[START]
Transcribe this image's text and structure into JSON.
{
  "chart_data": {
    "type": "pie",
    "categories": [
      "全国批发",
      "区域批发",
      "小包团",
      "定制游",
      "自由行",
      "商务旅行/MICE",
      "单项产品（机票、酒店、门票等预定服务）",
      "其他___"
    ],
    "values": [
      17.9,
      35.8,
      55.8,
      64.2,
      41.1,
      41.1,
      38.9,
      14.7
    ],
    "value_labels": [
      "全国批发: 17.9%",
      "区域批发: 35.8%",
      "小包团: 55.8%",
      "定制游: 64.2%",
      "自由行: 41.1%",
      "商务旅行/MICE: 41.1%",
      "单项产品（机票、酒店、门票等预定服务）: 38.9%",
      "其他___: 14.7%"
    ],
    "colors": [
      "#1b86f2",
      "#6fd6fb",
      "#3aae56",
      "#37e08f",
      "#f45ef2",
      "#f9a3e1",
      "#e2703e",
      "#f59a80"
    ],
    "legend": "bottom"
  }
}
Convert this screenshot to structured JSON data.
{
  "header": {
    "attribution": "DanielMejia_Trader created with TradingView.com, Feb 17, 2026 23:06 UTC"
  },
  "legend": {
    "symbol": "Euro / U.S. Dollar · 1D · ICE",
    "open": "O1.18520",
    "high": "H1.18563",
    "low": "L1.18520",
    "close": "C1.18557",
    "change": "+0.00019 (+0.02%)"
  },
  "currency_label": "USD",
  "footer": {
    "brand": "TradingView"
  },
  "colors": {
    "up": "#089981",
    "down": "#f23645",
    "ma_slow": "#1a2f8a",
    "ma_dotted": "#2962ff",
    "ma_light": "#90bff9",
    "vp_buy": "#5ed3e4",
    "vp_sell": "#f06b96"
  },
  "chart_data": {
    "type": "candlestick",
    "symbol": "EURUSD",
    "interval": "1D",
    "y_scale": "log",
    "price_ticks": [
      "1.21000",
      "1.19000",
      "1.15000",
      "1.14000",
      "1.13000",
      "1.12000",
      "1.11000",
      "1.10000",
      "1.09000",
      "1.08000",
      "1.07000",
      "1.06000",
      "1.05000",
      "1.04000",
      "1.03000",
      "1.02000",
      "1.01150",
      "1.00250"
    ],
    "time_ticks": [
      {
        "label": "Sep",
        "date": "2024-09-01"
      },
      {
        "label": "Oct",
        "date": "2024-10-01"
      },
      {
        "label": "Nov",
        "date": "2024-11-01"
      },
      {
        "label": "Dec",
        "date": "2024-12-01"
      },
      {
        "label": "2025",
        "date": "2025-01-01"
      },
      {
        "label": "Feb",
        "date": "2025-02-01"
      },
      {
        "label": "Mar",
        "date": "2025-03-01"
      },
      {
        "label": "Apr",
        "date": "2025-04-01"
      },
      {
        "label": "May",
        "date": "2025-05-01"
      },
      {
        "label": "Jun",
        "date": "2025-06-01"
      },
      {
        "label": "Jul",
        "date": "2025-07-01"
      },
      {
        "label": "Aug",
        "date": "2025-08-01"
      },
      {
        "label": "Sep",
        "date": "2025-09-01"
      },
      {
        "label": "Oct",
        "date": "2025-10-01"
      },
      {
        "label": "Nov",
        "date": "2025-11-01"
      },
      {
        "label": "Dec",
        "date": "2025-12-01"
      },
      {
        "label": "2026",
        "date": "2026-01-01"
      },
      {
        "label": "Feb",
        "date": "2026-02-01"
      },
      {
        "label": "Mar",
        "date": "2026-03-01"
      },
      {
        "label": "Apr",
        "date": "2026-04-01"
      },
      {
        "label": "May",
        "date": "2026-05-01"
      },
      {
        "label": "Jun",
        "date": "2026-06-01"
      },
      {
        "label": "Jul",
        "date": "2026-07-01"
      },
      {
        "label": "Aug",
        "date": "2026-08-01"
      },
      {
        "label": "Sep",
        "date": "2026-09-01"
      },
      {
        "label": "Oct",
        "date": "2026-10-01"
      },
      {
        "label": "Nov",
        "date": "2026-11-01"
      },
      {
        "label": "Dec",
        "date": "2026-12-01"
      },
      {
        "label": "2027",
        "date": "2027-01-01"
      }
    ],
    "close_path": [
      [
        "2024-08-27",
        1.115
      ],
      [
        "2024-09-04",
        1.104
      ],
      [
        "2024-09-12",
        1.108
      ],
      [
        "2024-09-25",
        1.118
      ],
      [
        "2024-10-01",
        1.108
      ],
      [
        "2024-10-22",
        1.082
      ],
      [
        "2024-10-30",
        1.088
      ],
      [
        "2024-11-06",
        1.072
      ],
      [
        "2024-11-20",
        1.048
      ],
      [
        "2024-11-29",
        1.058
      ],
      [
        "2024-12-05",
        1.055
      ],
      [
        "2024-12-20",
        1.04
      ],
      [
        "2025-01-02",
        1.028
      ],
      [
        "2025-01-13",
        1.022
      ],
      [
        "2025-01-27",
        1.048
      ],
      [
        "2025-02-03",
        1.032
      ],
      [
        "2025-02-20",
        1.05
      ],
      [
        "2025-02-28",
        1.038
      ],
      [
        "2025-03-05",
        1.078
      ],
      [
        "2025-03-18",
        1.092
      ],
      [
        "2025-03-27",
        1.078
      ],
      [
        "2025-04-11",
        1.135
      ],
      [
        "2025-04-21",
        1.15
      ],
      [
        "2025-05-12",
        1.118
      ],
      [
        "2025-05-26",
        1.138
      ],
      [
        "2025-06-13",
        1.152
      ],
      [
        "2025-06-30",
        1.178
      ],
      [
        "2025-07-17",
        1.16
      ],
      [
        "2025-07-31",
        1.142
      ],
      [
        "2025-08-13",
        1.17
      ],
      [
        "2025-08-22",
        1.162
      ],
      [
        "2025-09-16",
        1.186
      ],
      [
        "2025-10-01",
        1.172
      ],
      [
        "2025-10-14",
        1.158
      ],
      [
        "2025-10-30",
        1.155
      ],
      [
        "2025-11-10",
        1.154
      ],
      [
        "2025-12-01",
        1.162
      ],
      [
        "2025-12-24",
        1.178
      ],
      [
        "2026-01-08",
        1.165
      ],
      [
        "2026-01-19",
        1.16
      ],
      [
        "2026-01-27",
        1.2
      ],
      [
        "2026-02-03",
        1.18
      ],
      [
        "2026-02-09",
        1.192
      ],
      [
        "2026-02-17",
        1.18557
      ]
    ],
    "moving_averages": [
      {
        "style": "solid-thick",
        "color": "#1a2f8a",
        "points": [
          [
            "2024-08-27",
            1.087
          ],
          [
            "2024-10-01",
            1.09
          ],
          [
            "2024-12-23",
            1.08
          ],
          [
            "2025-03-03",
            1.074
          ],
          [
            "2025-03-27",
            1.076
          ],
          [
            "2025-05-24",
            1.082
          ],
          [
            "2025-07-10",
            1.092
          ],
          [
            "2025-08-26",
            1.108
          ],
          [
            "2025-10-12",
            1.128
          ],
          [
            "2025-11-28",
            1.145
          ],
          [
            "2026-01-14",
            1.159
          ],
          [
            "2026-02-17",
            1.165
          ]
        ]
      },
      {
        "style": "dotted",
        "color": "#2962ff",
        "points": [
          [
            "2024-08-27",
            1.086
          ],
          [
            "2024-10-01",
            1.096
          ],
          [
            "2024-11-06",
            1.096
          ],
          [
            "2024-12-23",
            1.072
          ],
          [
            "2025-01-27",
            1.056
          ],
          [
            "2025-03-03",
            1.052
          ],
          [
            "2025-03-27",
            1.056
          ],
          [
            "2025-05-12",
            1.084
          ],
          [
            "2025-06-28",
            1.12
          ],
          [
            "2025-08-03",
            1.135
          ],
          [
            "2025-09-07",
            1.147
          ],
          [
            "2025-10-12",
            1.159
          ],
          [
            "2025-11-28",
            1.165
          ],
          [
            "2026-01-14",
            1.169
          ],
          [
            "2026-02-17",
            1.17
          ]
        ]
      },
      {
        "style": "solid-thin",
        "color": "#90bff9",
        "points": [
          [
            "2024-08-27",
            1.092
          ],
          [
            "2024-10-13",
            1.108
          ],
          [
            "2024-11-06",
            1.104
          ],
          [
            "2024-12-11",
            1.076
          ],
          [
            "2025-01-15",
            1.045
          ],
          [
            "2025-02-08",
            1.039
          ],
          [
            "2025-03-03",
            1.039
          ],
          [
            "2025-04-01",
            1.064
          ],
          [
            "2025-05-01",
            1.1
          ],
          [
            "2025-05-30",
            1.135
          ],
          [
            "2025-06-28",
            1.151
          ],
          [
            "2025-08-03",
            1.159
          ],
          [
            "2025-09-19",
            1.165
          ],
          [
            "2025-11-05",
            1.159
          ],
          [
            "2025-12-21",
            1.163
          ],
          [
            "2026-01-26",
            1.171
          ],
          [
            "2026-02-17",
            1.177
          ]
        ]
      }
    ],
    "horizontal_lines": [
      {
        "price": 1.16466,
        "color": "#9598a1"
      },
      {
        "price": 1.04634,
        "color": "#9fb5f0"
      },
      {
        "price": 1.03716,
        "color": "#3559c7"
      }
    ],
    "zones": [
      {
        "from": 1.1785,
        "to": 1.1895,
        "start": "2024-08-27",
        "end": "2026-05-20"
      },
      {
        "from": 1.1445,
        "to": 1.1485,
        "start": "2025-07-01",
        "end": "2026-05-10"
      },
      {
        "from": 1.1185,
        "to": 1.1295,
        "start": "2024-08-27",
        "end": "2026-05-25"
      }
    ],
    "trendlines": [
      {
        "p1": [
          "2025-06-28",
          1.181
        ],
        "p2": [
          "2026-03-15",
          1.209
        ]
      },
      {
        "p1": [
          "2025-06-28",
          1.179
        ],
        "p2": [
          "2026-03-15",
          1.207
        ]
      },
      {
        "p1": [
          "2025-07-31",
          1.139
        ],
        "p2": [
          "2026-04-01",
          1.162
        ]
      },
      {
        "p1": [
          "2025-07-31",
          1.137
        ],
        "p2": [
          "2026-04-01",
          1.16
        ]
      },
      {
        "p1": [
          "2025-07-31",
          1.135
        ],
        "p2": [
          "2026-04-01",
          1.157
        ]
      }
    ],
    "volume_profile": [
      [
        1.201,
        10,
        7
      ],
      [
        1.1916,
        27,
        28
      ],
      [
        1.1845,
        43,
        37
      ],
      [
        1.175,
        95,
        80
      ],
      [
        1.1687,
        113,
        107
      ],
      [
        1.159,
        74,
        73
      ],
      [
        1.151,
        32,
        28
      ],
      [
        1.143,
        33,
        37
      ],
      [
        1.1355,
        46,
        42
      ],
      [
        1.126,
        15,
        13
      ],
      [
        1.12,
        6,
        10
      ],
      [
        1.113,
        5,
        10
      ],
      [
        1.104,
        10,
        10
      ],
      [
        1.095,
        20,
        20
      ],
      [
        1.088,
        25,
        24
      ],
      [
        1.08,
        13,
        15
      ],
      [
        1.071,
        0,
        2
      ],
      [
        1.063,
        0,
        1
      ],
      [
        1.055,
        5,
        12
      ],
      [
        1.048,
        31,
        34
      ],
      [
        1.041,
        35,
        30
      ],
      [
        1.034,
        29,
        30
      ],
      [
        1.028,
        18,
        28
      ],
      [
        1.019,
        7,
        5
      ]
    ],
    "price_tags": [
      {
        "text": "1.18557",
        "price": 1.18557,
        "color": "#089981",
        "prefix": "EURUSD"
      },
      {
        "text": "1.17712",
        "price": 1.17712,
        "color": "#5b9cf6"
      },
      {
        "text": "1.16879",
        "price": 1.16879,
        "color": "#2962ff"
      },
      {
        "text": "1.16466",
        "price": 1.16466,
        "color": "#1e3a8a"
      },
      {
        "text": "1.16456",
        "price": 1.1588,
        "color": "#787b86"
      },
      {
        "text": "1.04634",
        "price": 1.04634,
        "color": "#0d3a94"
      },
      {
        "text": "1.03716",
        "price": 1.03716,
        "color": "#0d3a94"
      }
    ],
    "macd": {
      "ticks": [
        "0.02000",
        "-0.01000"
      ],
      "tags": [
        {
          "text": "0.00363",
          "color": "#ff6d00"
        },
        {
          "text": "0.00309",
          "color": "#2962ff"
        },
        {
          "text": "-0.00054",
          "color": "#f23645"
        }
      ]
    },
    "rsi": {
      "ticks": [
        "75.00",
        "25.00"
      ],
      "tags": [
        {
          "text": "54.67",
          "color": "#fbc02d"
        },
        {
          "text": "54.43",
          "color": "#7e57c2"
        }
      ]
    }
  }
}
[END]
**WHAT THE TASK ASKS**
Identify each line in the entries with the word "JSON" and copy it.

**WRITTEN REPLY**
Transcribe this image's text and structure into JSON.
Convert this screenshot to structured JSON data.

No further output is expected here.